*Data records*:

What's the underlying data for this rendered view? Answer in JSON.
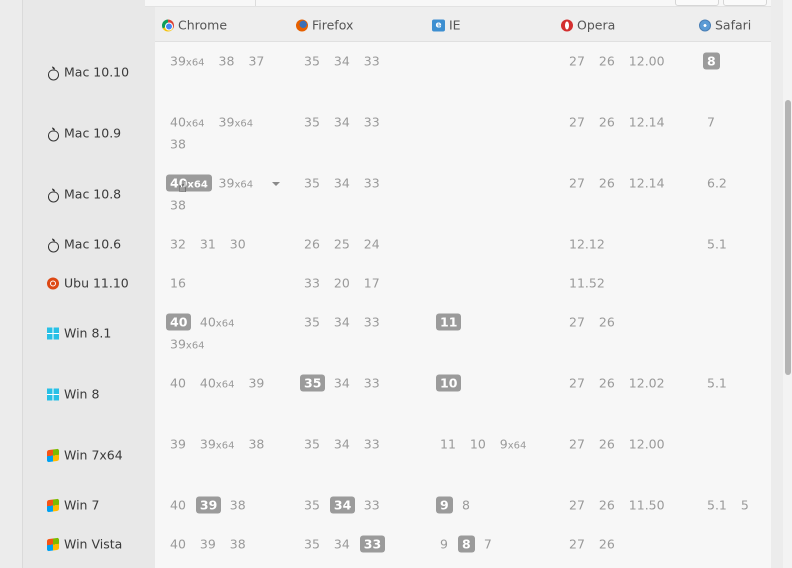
{
  "browsers": [
    {
      "key": "chrome",
      "label": "Chrome",
      "icon": "chrome-icon"
    },
    {
      "key": "firefox",
      "label": "Firefox",
      "icon": "firefox-icon"
    },
    {
      "key": "ie",
      "label": "IE",
      "icon": "ie-icon"
    },
    {
      "key": "opera",
      "label": "Opera",
      "icon": "opera-icon"
    },
    {
      "key": "safari",
      "label": "Safari",
      "icon": "safari-icon"
    }
  ],
  "rows": [
    {
      "os": "Mac 10.10",
      "icon": "apple-icon",
      "chrome": [
        {
          "v": "39",
          "s": "x64"
        },
        {
          "v": "38"
        },
        {
          "v": "37"
        }
      ],
      "firefox": [
        {
          "v": "35"
        },
        {
          "v": "34"
        },
        {
          "v": "33"
        }
      ],
      "ie": [],
      "opera": [
        {
          "v": "27"
        },
        {
          "v": "26"
        },
        {
          "v": "12.00"
        }
      ],
      "safari": [
        {
          "v": "8",
          "hl": true
        }
      ]
    },
    {
      "os": "Mac 10.9",
      "icon": "apple-icon",
      "chrome": [
        {
          "v": "40",
          "s": "x64"
        },
        {
          "v": "39",
          "s": "x64"
        },
        {
          "v": "38"
        }
      ],
      "firefox": [
        {
          "v": "35"
        },
        {
          "v": "34"
        },
        {
          "v": "33"
        }
      ],
      "ie": [],
      "opera": [
        {
          "v": "27"
        },
        {
          "v": "26"
        },
        {
          "v": "12.14"
        }
      ],
      "safari": [
        {
          "v": "7"
        }
      ]
    },
    {
      "os": "Mac 10.8",
      "icon": "apple-icon",
      "chrome": [
        {
          "v": "40",
          "s": "x64",
          "hl": true
        },
        {
          "v": "39",
          "s": "x64"
        },
        {
          "v": "38"
        }
      ],
      "firefox": [
        {
          "v": "35"
        },
        {
          "v": "34"
        },
        {
          "v": "33"
        }
      ],
      "ie": [],
      "opera": [
        {
          "v": "27"
        },
        {
          "v": "26"
        },
        {
          "v": "12.14"
        }
      ],
      "safari": [
        {
          "v": "6.2"
        }
      ]
    },
    {
      "os": "Mac 10.6",
      "icon": "apple-icon",
      "chrome": [
        {
          "v": "32"
        },
        {
          "v": "31"
        },
        {
          "v": "30"
        }
      ],
      "firefox": [
        {
          "v": "26"
        },
        {
          "v": "25"
        },
        {
          "v": "24"
        }
      ],
      "ie": [],
      "opera": [
        {
          "v": "12.12"
        }
      ],
      "safari": [
        {
          "v": "5.1"
        }
      ]
    },
    {
      "os": "Ubu 11.10",
      "icon": "ubuntu-icon",
      "chrome": [
        {
          "v": "16"
        }
      ],
      "firefox": [
        {
          "v": "33"
        },
        {
          "v": "20"
        },
        {
          "v": "17"
        }
      ],
      "ie": [],
      "opera": [
        {
          "v": "11.52"
        }
      ],
      "safari": []
    },
    {
      "os": "Win 8.1",
      "icon": "windows8-icon",
      "chrome": [
        {
          "v": "40",
          "hl": true
        },
        {
          "v": "40",
          "s": "x64"
        },
        {
          "v": "39",
          "s": "x64"
        }
      ],
      "firefox": [
        {
          "v": "35"
        },
        {
          "v": "34"
        },
        {
          "v": "33"
        }
      ],
      "ie": [
        {
          "v": "11",
          "hl": true
        }
      ],
      "opera": [
        {
          "v": "27"
        },
        {
          "v": "26"
        }
      ],
      "safari": []
    },
    {
      "os": "Win 8",
      "icon": "windows8-icon",
      "chrome": [
        {
          "v": "40"
        },
        {
          "v": "40",
          "s": "x64"
        },
        {
          "v": "39"
        }
      ],
      "firefox": [
        {
          "v": "35",
          "hl": true
        },
        {
          "v": "34"
        },
        {
          "v": "33"
        }
      ],
      "ie": [
        {
          "v": "10",
          "hl": true
        }
      ],
      "opera": [
        {
          "v": "27"
        },
        {
          "v": "26"
        },
        {
          "v": "12.02"
        }
      ],
      "safari": [
        {
          "v": "5.1"
        }
      ]
    },
    {
      "os": "Win 7x64",
      "icon": "windows-icon",
      "chrome": [
        {
          "v": "39"
        },
        {
          "v": "39",
          "s": "x64"
        },
        {
          "v": "38"
        }
      ],
      "firefox": [
        {
          "v": "35"
        },
        {
          "v": "34"
        },
        {
          "v": "33"
        }
      ],
      "ie": [
        {
          "v": "11"
        },
        {
          "v": "10"
        },
        {
          "v": "9",
          "s": "x64"
        }
      ],
      "opera": [
        {
          "v": "27"
        },
        {
          "v": "26"
        },
        {
          "v": "12.00"
        }
      ],
      "safari": []
    },
    {
      "os": "Win 7",
      "icon": "windows-icon",
      "chrome": [
        {
          "v": "40"
        },
        {
          "v": "39",
          "hl": true
        },
        {
          "v": "38"
        }
      ],
      "firefox": [
        {
          "v": "35"
        },
        {
          "v": "34",
          "hl": true
        },
        {
          "v": "33"
        }
      ],
      "ie": [
        {
          "v": "9",
          "hl": true
        },
        {
          "v": "8"
        }
      ],
      "opera": [
        {
          "v": "27"
        },
        {
          "v": "26"
        },
        {
          "v": "11.50"
        }
      ],
      "safari": [
        {
          "v": "5.1"
        },
        {
          "v": "5"
        }
      ]
    },
    {
      "os": "Win Vista",
      "icon": "windows-icon",
      "chrome": [
        {
          "v": "40"
        },
        {
          "v": "39"
        },
        {
          "v": "38"
        }
      ],
      "firefox": [
        {
          "v": "35"
        },
        {
          "v": "34"
        },
        {
          "v": "33",
          "hl": true
        }
      ],
      "ie": [
        {
          "v": "9"
        },
        {
          "v": "8",
          "hl": true
        },
        {
          "v": "7"
        }
      ],
      "opera": [
        {
          "v": "27"
        },
        {
          "v": "26"
        }
      ],
      "safari": []
    }
  ]
}
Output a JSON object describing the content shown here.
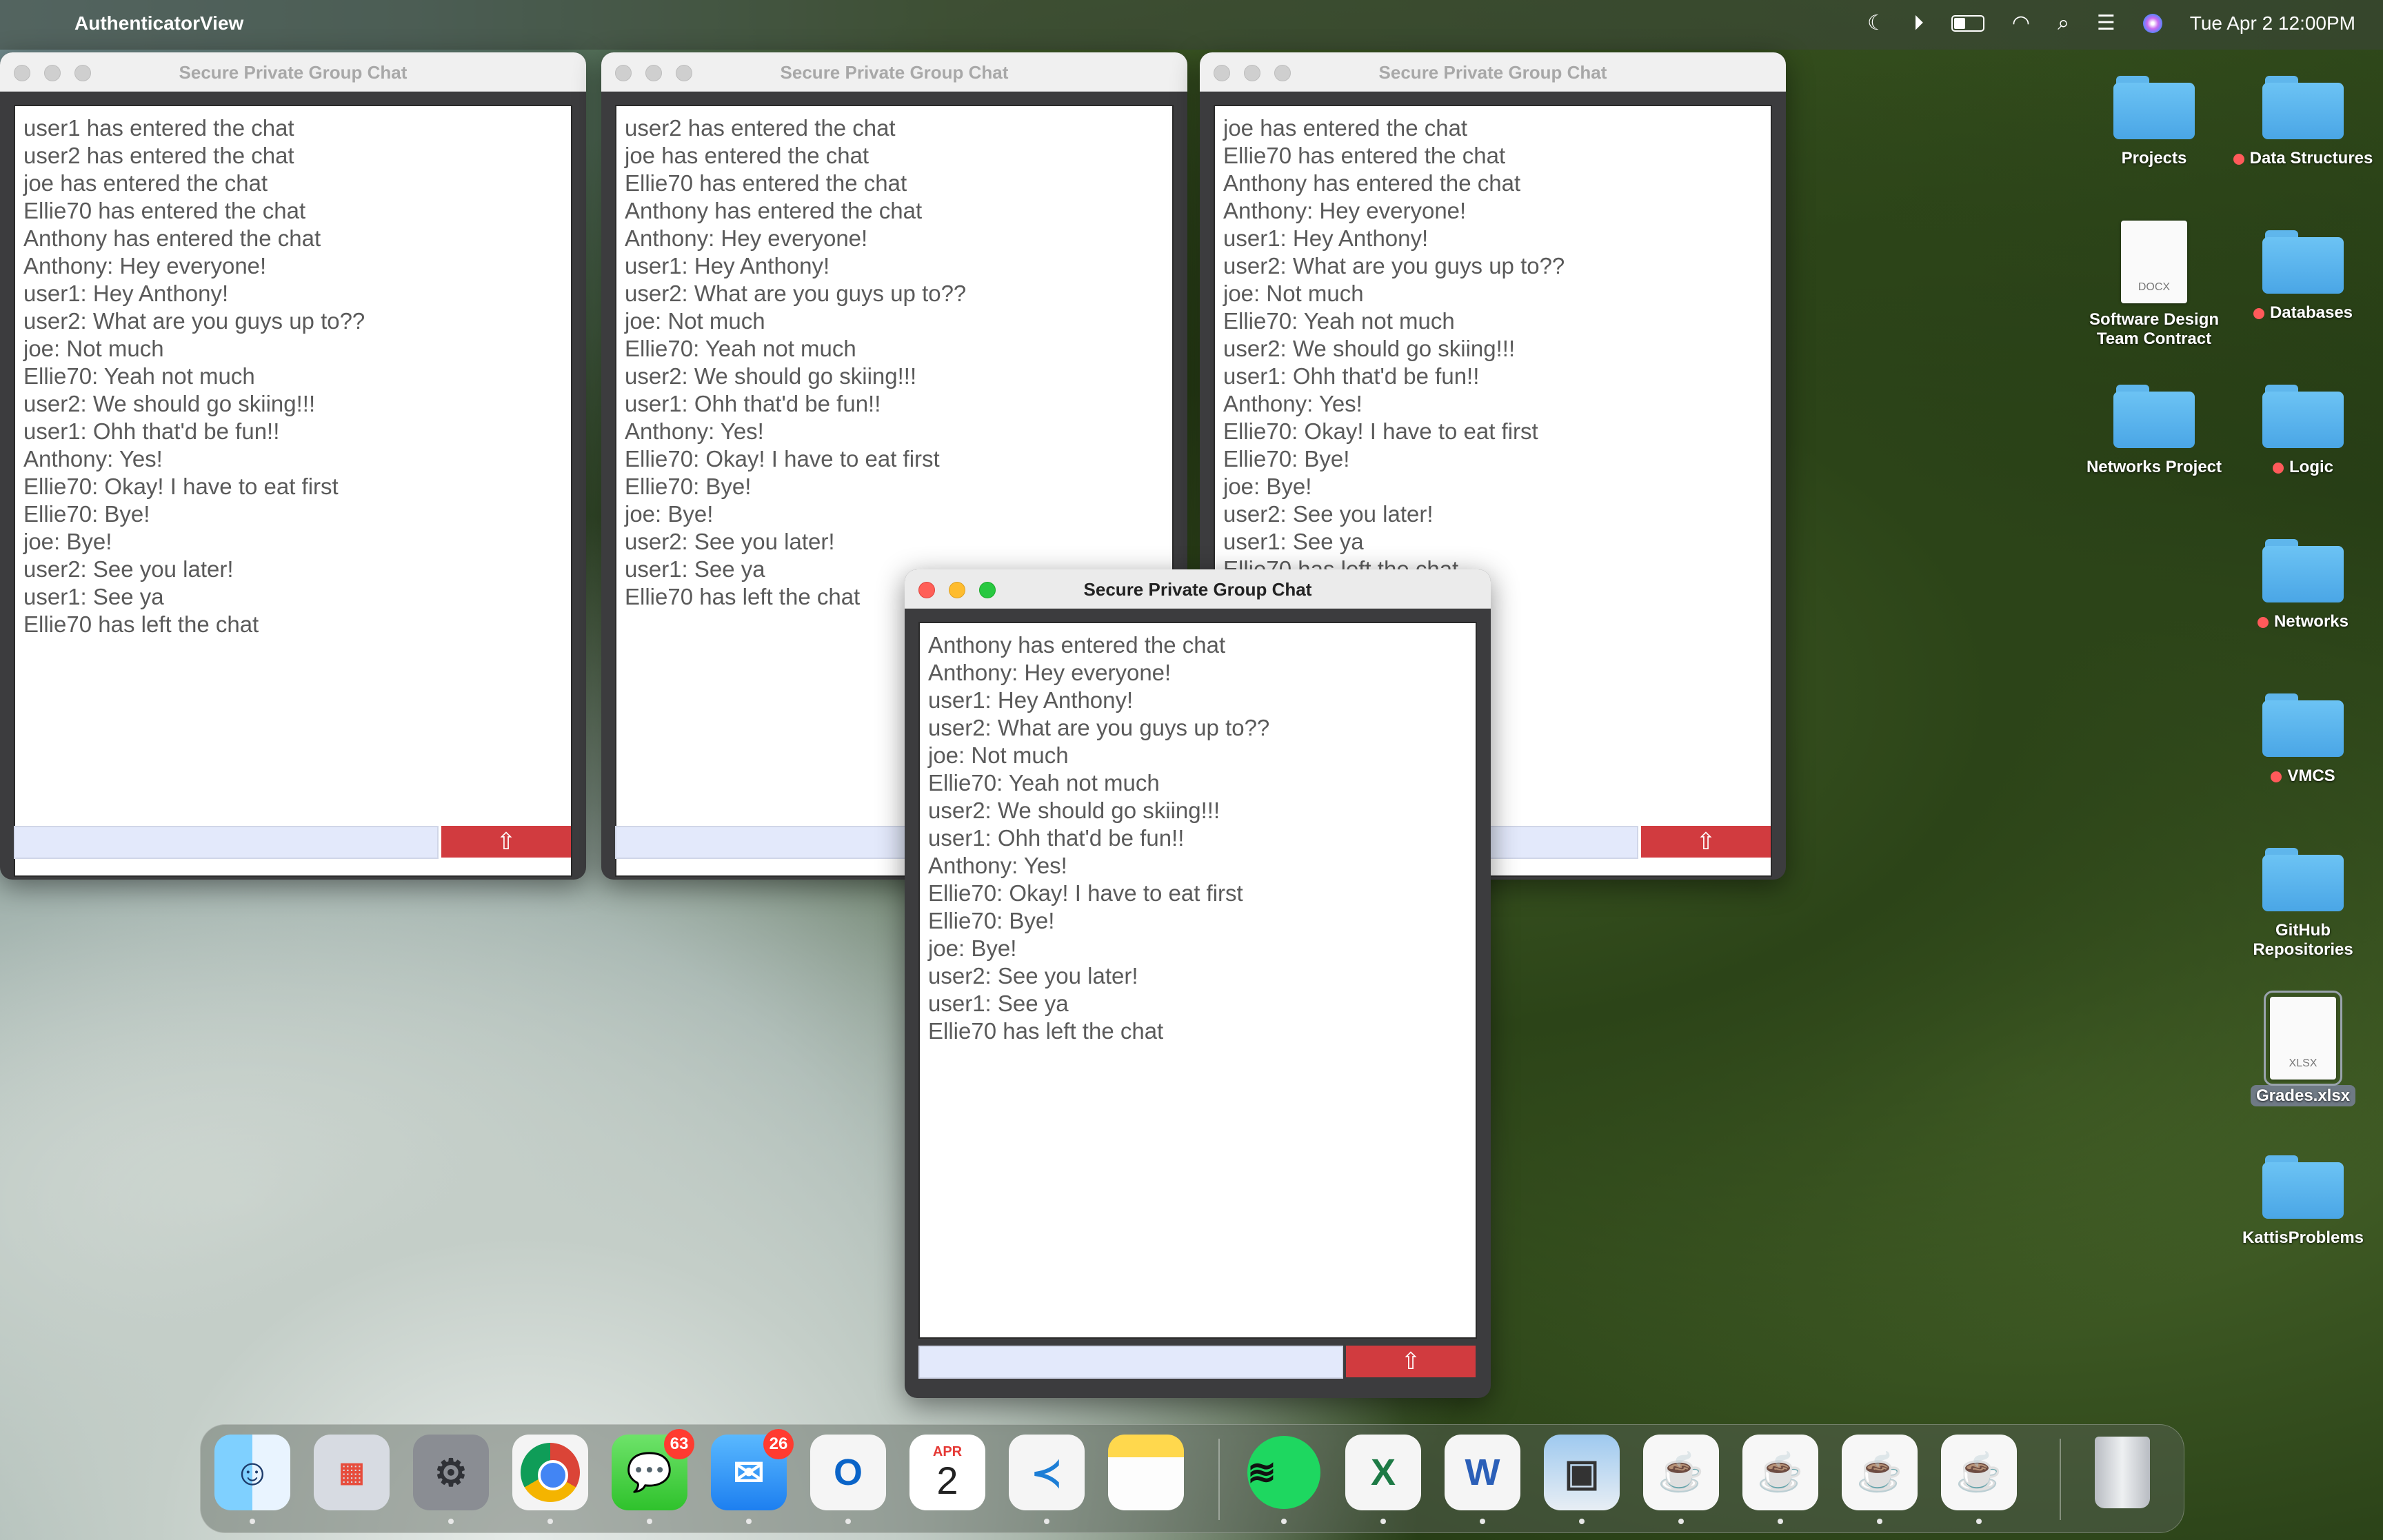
{
  "menubar": {
    "apple_icon": "apple-logo",
    "app_name": "AuthenticatorView",
    "clock": "Tue Apr 2  12:00PM",
    "status_icons": [
      "moon-icon",
      "play-icon",
      "battery-icon",
      "wifi-icon",
      "search-icon",
      "control-center-icon",
      "siri-icon"
    ]
  },
  "windows": {
    "title": "Secure Private Group Chat",
    "send_glyph": "⇧",
    "win1": {
      "lines": [
        "user1 has entered the chat",
        "user2 has entered the chat",
        "joe has entered the chat",
        "Ellie70 has entered the chat",
        "Anthony has entered the chat",
        "Anthony: Hey everyone!",
        "user1: Hey Anthony!",
        "user2: What are you guys up to??",
        "joe: Not much",
        "Ellie70: Yeah not much",
        "user2: We should go skiing!!!",
        "user1: Ohh that'd be fun!!",
        "Anthony: Yes!",
        "Ellie70: Okay! I have to eat first",
        "Ellie70: Bye!",
        "joe: Bye!",
        "user2: See you later!",
        "user1: See ya",
        "Ellie70 has left the chat"
      ]
    },
    "win2": {
      "lines": [
        "user2 has entered the chat",
        "joe has entered the chat",
        "Ellie70 has entered the chat",
        "Anthony has entered the chat",
        "Anthony: Hey everyone!",
        "user1: Hey Anthony!",
        "user2: What are you guys up to??",
        "joe: Not much",
        "Ellie70: Yeah not much",
        "user2: We should go skiing!!!",
        "user1: Ohh that'd be fun!!",
        "Anthony: Yes!",
        "Ellie70: Okay! I have to eat first",
        "Ellie70: Bye!",
        "joe: Bye!",
        "user2: See you later!",
        "user1: See ya",
        "Ellie70 has left the chat"
      ]
    },
    "win3": {
      "lines": [
        "joe has entered the chat",
        "Ellie70 has entered the chat",
        "Anthony has entered the chat",
        "Anthony: Hey everyone!",
        "user1: Hey Anthony!",
        "user2: What are you guys up to??",
        "joe: Not much",
        "Ellie70: Yeah not much",
        "user2: We should go skiing!!!",
        "user1: Ohh that'd be fun!!",
        "Anthony: Yes!",
        "Ellie70: Okay! I have to eat first",
        "Ellie70: Bye!",
        "joe: Bye!",
        "user2: See you later!",
        "user1: See ya",
        "Ellie70 has left the chat"
      ]
    },
    "win4": {
      "lines": [
        "Anthony has entered the chat",
        "Anthony: Hey everyone!",
        "user1: Hey Anthony!",
        "user2: What are you guys up to??",
        "joe: Not much",
        "Ellie70: Yeah not much",
        "user2: We should go skiing!!!",
        "user1: Ohh that'd be fun!!",
        "Anthony: Yes!",
        "Ellie70: Okay! I have to eat first",
        "Ellie70: Bye!",
        "joe: Bye!",
        "user2: See you later!",
        "user1: See ya",
        "Ellie70 has left the chat"
      ]
    }
  },
  "desktop": {
    "projects": "Projects",
    "data_structures": "Data Structures",
    "software_design": "Software Design Team Contract",
    "software_design_ext": "DOCX",
    "databases": "Databases",
    "networks_project": "Networks Project",
    "logic": "Logic",
    "networks": "Networks",
    "vmcs": "VMCS",
    "github": "GitHub Repositories",
    "grades": "Grades.xlsx",
    "grades_ext": "XLSX",
    "kattis": "KattisProblems",
    "tag_color": "#ff5a5a"
  },
  "dock": {
    "messages_badge": "63",
    "mail_badge": "26",
    "calendar_month": "APR",
    "calendar_day": "2",
    "items": [
      "Finder",
      "Launchpad",
      "System Settings",
      "Chrome",
      "Messages",
      "Mail",
      "Outlook",
      "Calendar",
      "VS Code",
      "Notes",
      "Spotify",
      "Excel",
      "Word",
      "Preview",
      "Java",
      "Java",
      "Java",
      "Java",
      "Trash"
    ]
  }
}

*Task description*: Give only the count of lines in this material that contain the string "label".

*Answer to this task*: 5